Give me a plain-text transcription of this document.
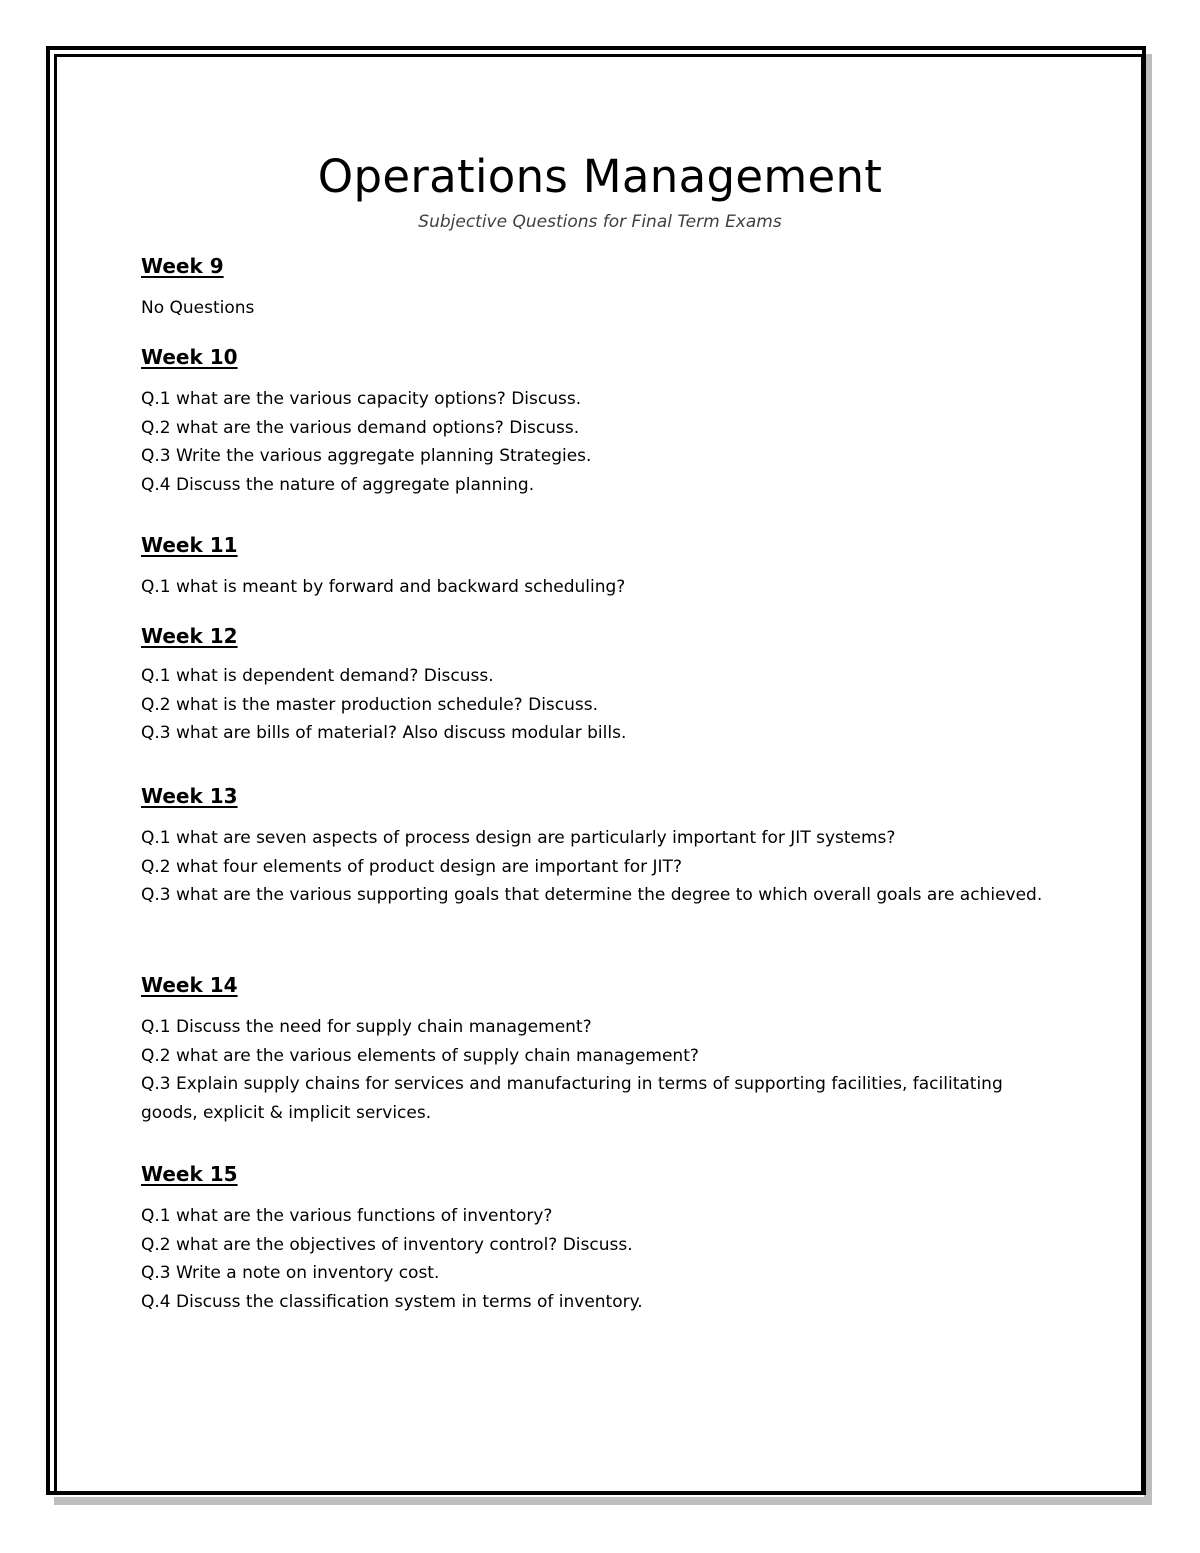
Operations Management
Subjective Questions for Final Term Exams
Week 9
No Questions
Week 10
Q.1 what are the various capacity options? Discuss.
Q.2 what are the various demand options? Discuss.
Q.3 Write the various aggregate planning Strategies.
Q.4 Discuss the nature of aggregate planning.
Week 11
Q.1 what is meant by forward and backward scheduling?
Week 12
Q.1 what is dependent demand? Discuss.
Q.2 what is the master production schedule? Discuss.
Q.3 what are bills of material? Also discuss modular bills.
Week 13
Q.1 what are seven aspects of process design are particularly important for JIT systems?
Q.2 what four elements of product design are important for JIT?
Q.3 what are the various supporting goals that determine the degree to which overall goals are achieved.
Week 14
Q.1 Discuss the need for supply chain management?
Q.2 what are the various elements of supply chain management?
Q.3 Explain supply chains for services and manufacturing in terms of supporting facilities, facilitating goods, explicit & implicit services.
Week 15
Q.1 what are the various functions of inventory?
Q.2 what are the objectives of inventory control? Discuss.
Q.3 Write a note on inventory cost.
Q.4 Discuss the classification system in terms of inventory.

• • • •

- EXERCISE PROMPT -
Pictures are excluded; output everything else in the data verbatim.

- EXERCISE OUTPUT -
Give me a plain-text transcription of this document.
Operations Management
Subjective Questions for Final Term Exams
Week 9
No Questions
Week 10
Q.1 what are the various capacity options? Discuss.
Q.2 what are the various demand options? Discuss.
Q.3 Write the various aggregate planning Strategies.
Q.4 Discuss the nature of aggregate planning.
Week 11
Q.1 what is meant by forward and backward scheduling?
Week 12
Q.1 what is dependent demand? Discuss.
Q.2 what is the master production schedule? Discuss.
Q.3 what are bills of material? Also discuss modular bills.
Week 13
Q.1 what are seven aspects of process design are particularly important for JIT systems?
Q.2 what four elements of product design are important for JIT?
Q.3 what are the various supporting goals that determine the degree to which overall goals are achieved.
Week 14
Q.1 Discuss the need for supply chain management?
Q.2 what are the various elements of supply chain management?
Q.3 Explain supply chains for services and manufacturing in terms of supporting facilities, facilitating goods, explicit & implicit services.
Week 15
Q.1 what are the various functions of inventory?
Q.2 what are the objectives of inventory control? Discuss.
Q.3 Write a note on inventory cost.
Q.4 Discuss the classification system in terms of inventory.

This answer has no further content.